● Task requirements: From the records below, copy every line that contains the word "kitaro".

● Extracted data entries:

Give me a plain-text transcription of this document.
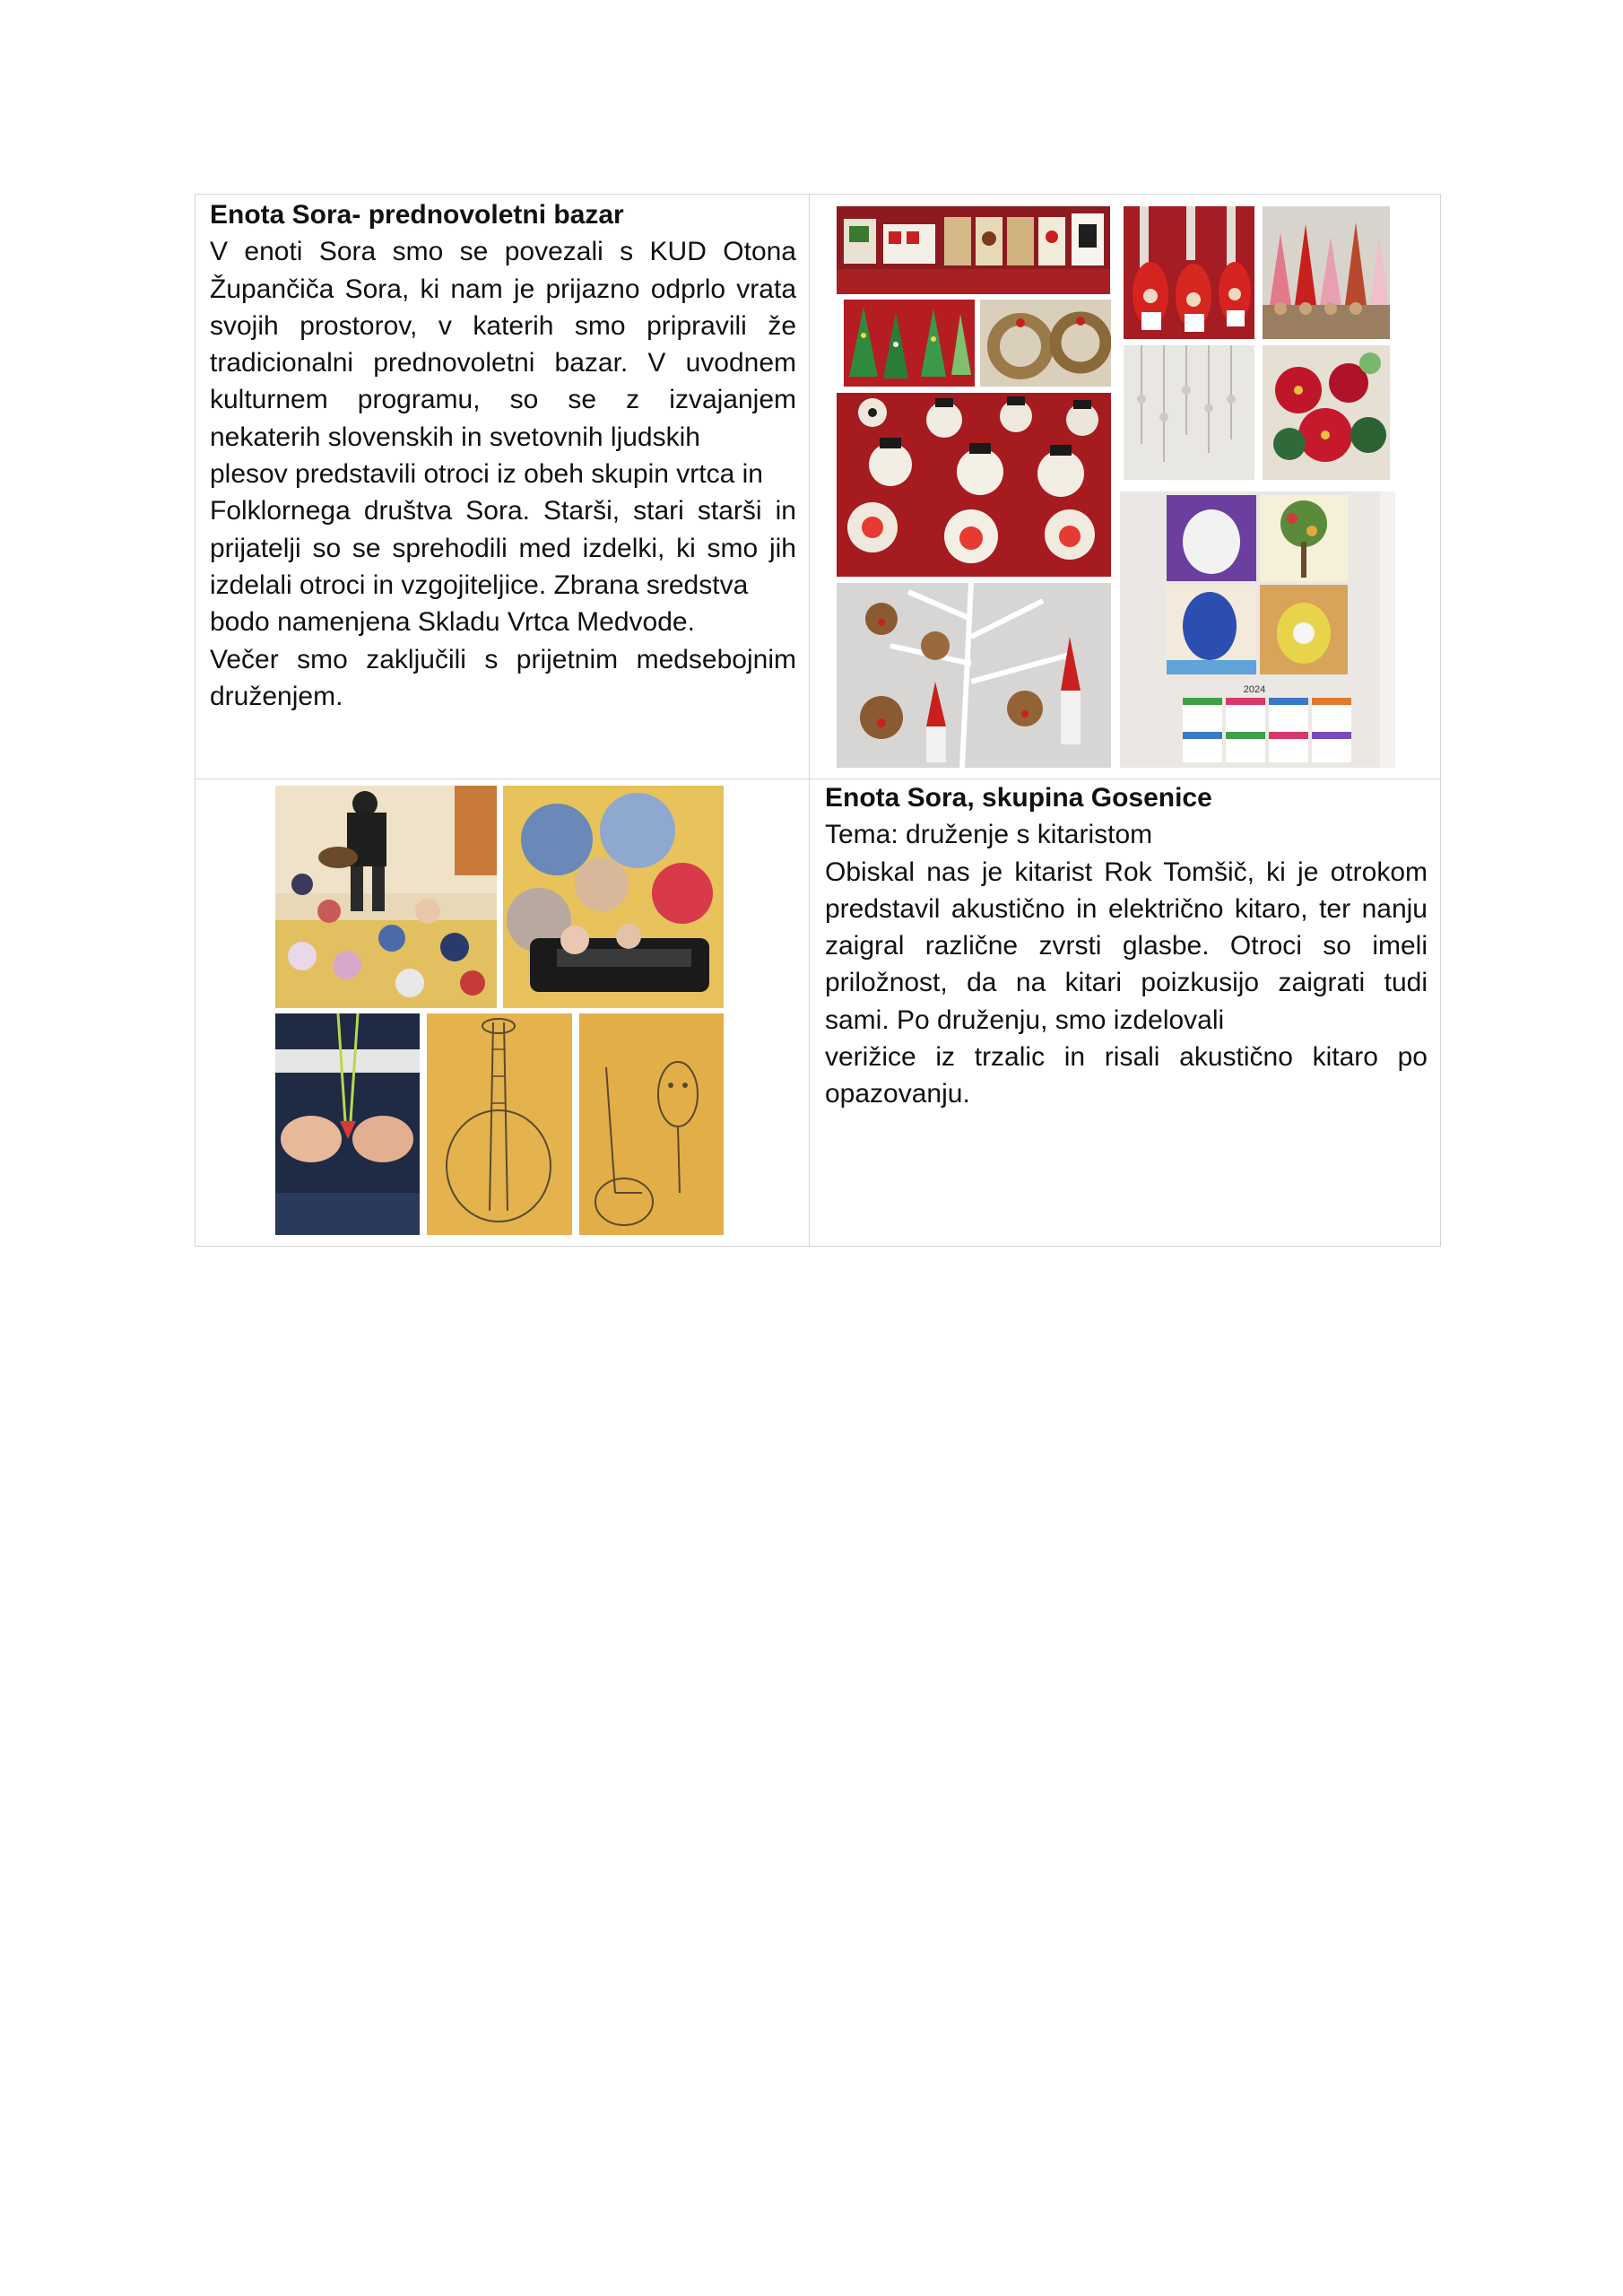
Enota Sora- prednovoletni bazar

V enoti Sora smo se povezali s KUD Otona Župančiča Sora, ki nam je prijazno odprlo vrata svojih prostorov, v katerih smo pripravili že tradicionalni prednovoletni bazar. V uvodnem kulturnem programu, so se z izvajanjem nekaterih slovenskih in svetovnih ljudskih

plesov predstavili otroci iz obeh skupin vrtca in

Folklornega društva Sora. Starši, stari starši in prijatelji so se sprehodili med izdelki, ki smo jih izdelali otroci in vzgojiteljice. Zbrana sredstva

bodo namenjena Skladu Vrtca Medvode.

Večer smo zaključili s prijetnim medsebojnim druženjem.	2024

Enota Sora, skupina Gosenice

Tema: druženje s kitaristom

Obiskal nas je kitarist Rok Tomšič, ki je otrokom predstavil akustično in električno kitaro, ter nanju zaigral različne zvrsti glasbe. Otroci so imeli priložnost, da na kitari poizkusijo zaigrati tudi sami. Po druženju, smo izdelovali

verižice iz trzalic in risali akustično kitaro po opazovanju.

● Expected answer:
Obiskal nas je kitarist Rok Tomšič, ki je otrokom predstavil akustično in električno kitaro, ter nanju zaigral različne zvrsti glasbe. Otroci so imeli priložnost, da na kitari poizkusijo zaigrati tudi sami. Po druženju, smo izdelovali
verižice iz trzalic in risali akustično kitaro po opazovanju.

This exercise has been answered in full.